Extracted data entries
<<<<

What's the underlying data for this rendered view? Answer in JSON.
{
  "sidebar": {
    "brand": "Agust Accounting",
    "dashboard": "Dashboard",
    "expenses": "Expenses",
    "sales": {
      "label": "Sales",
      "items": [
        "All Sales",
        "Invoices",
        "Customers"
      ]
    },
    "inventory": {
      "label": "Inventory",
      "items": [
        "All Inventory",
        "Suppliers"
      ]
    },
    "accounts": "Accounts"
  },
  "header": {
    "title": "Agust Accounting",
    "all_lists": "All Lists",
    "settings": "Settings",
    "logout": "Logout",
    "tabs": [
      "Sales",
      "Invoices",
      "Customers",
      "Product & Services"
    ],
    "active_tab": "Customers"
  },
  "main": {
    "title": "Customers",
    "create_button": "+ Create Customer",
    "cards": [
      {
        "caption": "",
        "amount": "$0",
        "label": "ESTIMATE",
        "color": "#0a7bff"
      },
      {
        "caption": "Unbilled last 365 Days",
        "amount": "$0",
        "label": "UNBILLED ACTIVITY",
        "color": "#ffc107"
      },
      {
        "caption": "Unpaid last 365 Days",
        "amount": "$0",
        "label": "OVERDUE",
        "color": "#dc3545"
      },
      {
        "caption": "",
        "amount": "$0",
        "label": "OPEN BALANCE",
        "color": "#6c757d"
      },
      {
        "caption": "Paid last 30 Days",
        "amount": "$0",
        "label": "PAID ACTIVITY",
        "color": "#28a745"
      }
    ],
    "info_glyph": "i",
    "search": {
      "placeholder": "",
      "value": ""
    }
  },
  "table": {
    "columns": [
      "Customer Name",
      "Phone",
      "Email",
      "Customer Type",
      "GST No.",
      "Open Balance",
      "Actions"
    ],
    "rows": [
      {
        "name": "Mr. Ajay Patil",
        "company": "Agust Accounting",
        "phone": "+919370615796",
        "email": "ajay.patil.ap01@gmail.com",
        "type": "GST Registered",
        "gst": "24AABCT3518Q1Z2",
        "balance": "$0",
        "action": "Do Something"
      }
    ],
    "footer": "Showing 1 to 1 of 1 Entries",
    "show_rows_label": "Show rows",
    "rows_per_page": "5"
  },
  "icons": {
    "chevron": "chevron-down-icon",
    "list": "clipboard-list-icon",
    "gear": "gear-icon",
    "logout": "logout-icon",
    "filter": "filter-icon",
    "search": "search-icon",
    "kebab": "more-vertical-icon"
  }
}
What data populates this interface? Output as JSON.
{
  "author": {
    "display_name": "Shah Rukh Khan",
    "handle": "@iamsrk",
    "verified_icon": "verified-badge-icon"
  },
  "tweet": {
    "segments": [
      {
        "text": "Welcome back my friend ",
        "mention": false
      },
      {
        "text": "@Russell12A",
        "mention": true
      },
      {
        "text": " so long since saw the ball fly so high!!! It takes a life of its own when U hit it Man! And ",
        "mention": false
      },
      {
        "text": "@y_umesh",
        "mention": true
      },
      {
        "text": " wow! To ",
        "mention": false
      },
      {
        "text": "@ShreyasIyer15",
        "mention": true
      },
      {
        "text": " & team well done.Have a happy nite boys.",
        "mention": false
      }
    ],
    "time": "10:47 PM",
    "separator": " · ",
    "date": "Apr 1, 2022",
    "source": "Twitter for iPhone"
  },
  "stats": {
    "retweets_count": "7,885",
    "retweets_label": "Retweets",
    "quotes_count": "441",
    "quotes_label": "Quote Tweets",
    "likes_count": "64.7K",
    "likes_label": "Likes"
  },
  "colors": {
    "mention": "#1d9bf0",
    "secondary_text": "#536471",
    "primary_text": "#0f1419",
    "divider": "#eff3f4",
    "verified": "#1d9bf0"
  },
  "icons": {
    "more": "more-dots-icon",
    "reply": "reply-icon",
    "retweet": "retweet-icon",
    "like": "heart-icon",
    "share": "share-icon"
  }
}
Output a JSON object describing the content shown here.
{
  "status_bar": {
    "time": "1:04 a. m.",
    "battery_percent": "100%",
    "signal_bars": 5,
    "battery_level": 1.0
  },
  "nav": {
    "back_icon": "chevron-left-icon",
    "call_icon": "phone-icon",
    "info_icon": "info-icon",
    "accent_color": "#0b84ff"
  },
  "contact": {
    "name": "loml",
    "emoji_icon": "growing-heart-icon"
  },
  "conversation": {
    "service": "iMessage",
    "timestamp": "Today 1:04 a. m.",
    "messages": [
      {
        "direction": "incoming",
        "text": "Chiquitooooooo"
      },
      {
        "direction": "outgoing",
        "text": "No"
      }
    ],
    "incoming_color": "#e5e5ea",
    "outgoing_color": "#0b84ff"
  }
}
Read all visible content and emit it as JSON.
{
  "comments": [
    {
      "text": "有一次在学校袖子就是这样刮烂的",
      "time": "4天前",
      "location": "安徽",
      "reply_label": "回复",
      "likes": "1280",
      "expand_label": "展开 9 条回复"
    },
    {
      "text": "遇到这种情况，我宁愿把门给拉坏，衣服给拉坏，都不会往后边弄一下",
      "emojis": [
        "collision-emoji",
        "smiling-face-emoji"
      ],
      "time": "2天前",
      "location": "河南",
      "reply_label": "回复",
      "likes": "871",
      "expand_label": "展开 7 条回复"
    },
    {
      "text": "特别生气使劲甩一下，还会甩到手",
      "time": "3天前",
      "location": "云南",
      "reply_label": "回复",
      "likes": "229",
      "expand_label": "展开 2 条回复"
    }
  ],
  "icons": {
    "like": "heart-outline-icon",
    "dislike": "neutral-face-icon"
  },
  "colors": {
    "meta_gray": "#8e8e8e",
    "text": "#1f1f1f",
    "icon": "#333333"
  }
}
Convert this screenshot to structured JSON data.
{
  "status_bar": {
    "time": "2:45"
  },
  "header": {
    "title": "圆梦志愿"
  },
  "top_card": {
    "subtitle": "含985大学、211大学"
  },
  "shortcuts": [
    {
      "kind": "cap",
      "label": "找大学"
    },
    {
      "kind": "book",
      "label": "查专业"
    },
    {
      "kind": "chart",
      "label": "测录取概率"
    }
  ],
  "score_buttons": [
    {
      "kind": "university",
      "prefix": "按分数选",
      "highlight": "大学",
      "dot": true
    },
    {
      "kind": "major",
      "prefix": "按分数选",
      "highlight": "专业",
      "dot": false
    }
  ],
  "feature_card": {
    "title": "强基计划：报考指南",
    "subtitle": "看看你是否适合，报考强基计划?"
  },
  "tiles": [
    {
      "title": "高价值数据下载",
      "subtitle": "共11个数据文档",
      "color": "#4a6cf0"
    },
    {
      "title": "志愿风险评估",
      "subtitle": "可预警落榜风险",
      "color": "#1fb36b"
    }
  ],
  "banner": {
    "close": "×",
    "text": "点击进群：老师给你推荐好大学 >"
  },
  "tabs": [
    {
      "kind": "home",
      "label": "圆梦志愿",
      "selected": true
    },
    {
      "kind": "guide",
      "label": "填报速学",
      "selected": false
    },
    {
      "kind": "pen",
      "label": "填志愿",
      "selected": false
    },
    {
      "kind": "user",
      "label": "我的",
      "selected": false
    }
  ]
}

>>>>

SET PROBLEM. Each record above should be restated word for word.

TASK OUTPUT.
What's the underlying data for this rendered view? Answer in JSON.
{
  "sidebar": {
    "brand": "Agust Accounting",
    "dashboard": "Dashboard",
    "expenses": "Expenses",
    "sales": {
      "label": "Sales",
      "items": [
        "All Sales",
        "Invoices",
        "Customers"
      ]
    },
    "inventory": {
      "label": "Inventory",
      "items": [
        "All Inventory",
        "Suppliers"
      ]
    },
    "accounts": "Accounts"
  },
  "header": {
    "title": "Agust Accounting",
    "all_lists": "All Lists",
    "settings": "Settings",
    "logout": "Logout",
    "tabs": [
      "Sales",
      "Invoices",
      "Customers",
      "Product & Services"
    ],
    "active_tab": "Customers"
  },
  "main": {
    "title": "Customers",
    "create_button": "+ Create Customer",
    "cards": [
      {
        "caption": "",
        "amount": "$0",
        "label": "ESTIMATE",
        "color": "#0a7bff"
      },
      {
        "caption": "Unbilled last 365 Days",
        "amount": "$0",
        "label": "UNBILLED ACTIVITY",
        "color": "#ffc107"
      },
      {
        "caption": "Unpaid last 365 Days",
        "amount": "$0",
        "label": "OVERDUE",
        "color": "#dc3545"
      },
      {
        "caption": "",
        "amount": "$0",
        "label": "OPEN BALANCE",
        "color": "#6c757d"
      },
      {
        "caption": "Paid last 30 Days",
        "amount": "$0",
        "label": "PAID ACTIVITY",
        "color": "#28a745"
      }
    ],
    "info_glyph": "i",
    "search": {
      "placeholder": "",
      "value": ""
    }
  },
  "table": {
    "columns": [
      "Customer Name",
      "Phone",
      "Email",
      "Customer Type",
      "GST No.",
      "Open Balance",
      "Actions"
    ],
    "rows": [
      {
        "name": "Mr. Ajay Patil",
        "company": "Agust Accounting",
        "phone": "+919370615796",
        "email": "ajay.patil.ap01@gmail.com",
        "type": "GST Registered",
        "gst": "24AABCT3518Q1Z2",
        "balance": "$0",
        "action": "Do Something"
      }
    ],
    "footer": "Showing 1 to 1 of 1 Entries",
    "show_rows_label": "Show rows",
    "rows_per_page": "5"
  },
  "icons": {
    "chevron": "chevron-down-icon",
    "list": "clipboard-list-icon",
    "gear": "gear-icon",
    "logout": "logout-icon",
    "filter": "filter-icon",
    "search": "search-icon",
    "kebab": "more-vertical-icon"
  }
}
What data populates this interface? Output as JSON.
{
  "author": {
    "display_name": "Shah Rukh Khan",
    "handle": "@iamsrk",
    "verified_icon": "verified-badge-icon"
  },
  "tweet": {
    "segments": [
      {
        "text": "Welcome back my friend ",
        "mention": false
      },
      {
        "text": "@Russell12A",
        "mention": true
      },
      {
        "text": " so long since saw the ball fly so high!!! It takes a life of its own when U hit it Man! And ",
        "mention": false
      },
      {
        "text": "@y_umesh",
        "mention": true
      },
      {
        "text": " wow! To ",
        "mention": false
      },
      {
        "text": "@ShreyasIyer15",
        "mention": true
      },
      {
        "text": " & team well done.Have a happy nite boys.",
        "mention": false
      }
    ],
    "time": "10:47 PM",
    "separator": " · ",
    "date": "Apr 1, 2022",
    "source": "Twitter for iPhone"
  },
  "stats": {
    "retweets_count": "7,885",
    "retweets_label": "Retweets",
    "quotes_count": "441",
    "quotes_label": "Quote Tweets",
    "likes_count": "64.7K",
    "likes_label": "Likes"
  },
  "colors": {
    "mention": "#1d9bf0",
    "secondary_text": "#536471",
    "primary_text": "#0f1419",
    "divider": "#eff3f4",
    "verified": "#1d9bf0"
  },
  "icons": {
    "more": "more-dots-icon",
    "reply": "reply-icon",
    "retweet": "retweet-icon",
    "like": "heart-icon",
    "share": "share-icon"
  }
}
Output a JSON object describing the content shown here.
{
  "status_bar": {
    "time": "1:04 a. m.",
    "battery_percent": "100%",
    "signal_bars": 5,
    "battery_level": 1.0
  },
  "nav": {
    "back_icon": "chevron-left-icon",
    "call_icon": "phone-icon",
    "info_icon": "info-icon",
    "accent_color": "#0b84ff"
  },
  "contact": {
    "name": "loml",
    "emoji_icon": "growing-heart-icon"
  },
  "conversation": {
    "service": "iMessage",
    "timestamp": "Today 1:04 a. m.",
    "messages": [
      {
        "direction": "incoming",
        "text": "Chiquitooooooo"
      },
      {
        "direction": "outgoing",
        "text": "No"
      }
    ],
    "incoming_color": "#e5e5ea",
    "outgoing_color": "#0b84ff"
  }
}
Read all visible content and emit it as JSON.
{
  "comments": [
    {
      "text": "有一次在学校袖子就是这样刮烂的",
      "time": "4天前",
      "location": "安徽",
      "reply_label": "回复",
      "likes": "1280",
      "expand_label": "展开 9 条回复"
    },
    {
      "text": "遇到这种情况，我宁愿把门给拉坏，衣服给拉坏，都不会往后边弄一下",
      "emojis": [
        "collision-emoji",
        "smiling-face-emoji"
      ],
      "time": "2天前",
      "location": "河南",
      "reply_label": "回复",
      "likes": "871",
      "expand_label": "展开 7 条回复"
    },
    {
      "text": "特别生气使劲甩一下，还会甩到手",
      "time": "3天前",
      "location": "云南",
      "reply_label": "回复",
      "likes": "229",
      "expand_label": "展开 2 条回复"
    }
  ],
  "icons": {
    "like": "heart-outline-icon",
    "dislike": "neutral-face-icon"
  },
  "colors": {
    "meta_gray": "#8e8e8e",
    "text": "#1f1f1f",
    "icon": "#333333"
  }
}
Convert this screenshot to structured JSON data.
{
  "status_bar": {
    "time": "2:45"
  },
  "header": {
    "title": "圆梦志愿"
  },
  "top_card": {
    "subtitle": "含985大学、211大学"
  },
  "shortcuts": [
    {
      "kind": "cap",
      "label": "找大学"
    },
    {
      "kind": "book",
      "label": "查专业"
    },
    {
      "kind": "chart",
      "label": "测录取概率"
    }
  ],
  "score_buttons": [
    {
      "kind": "university",
      "prefix": "按分数选",
      "highlight": "大学",
      "dot": true
    },
    {
      "kind": "major",
      "prefix": "按分数选",
      "highlight": "专业",
      "dot": false
    }
  ],
  "feature_card": {
    "title": "强基计划：报考指南",
    "subtitle": "看看你是否适合，报考强基计划?"
  },
  "tiles": [
    {
      "title": "高价值数据下载",
      "subtitle": "共11个数据文档",
      "color": "#4a6cf0"
    },
    {
      "title": "志愿风险评估",
      "subtitle": "可预警落榜风险",
      "color": "#1fb36b"
    }
  ],
  "banner": {
    "close": "×",
    "text": "点击进群：老师给你推荐好大学 >"
  },
  "tabs": [
    {
      "kind": "home",
      "label": "圆梦志愿",
      "selected": true
    },
    {
      "kind": "guide",
      "label": "填报速学",
      "selected": false
    },
    {
      "kind": "pen",
      "label": "填志愿",
      "selected": false
    },
    {
      "kind": "user",
      "label": "我的",
      "selected": false
    }
  ]
}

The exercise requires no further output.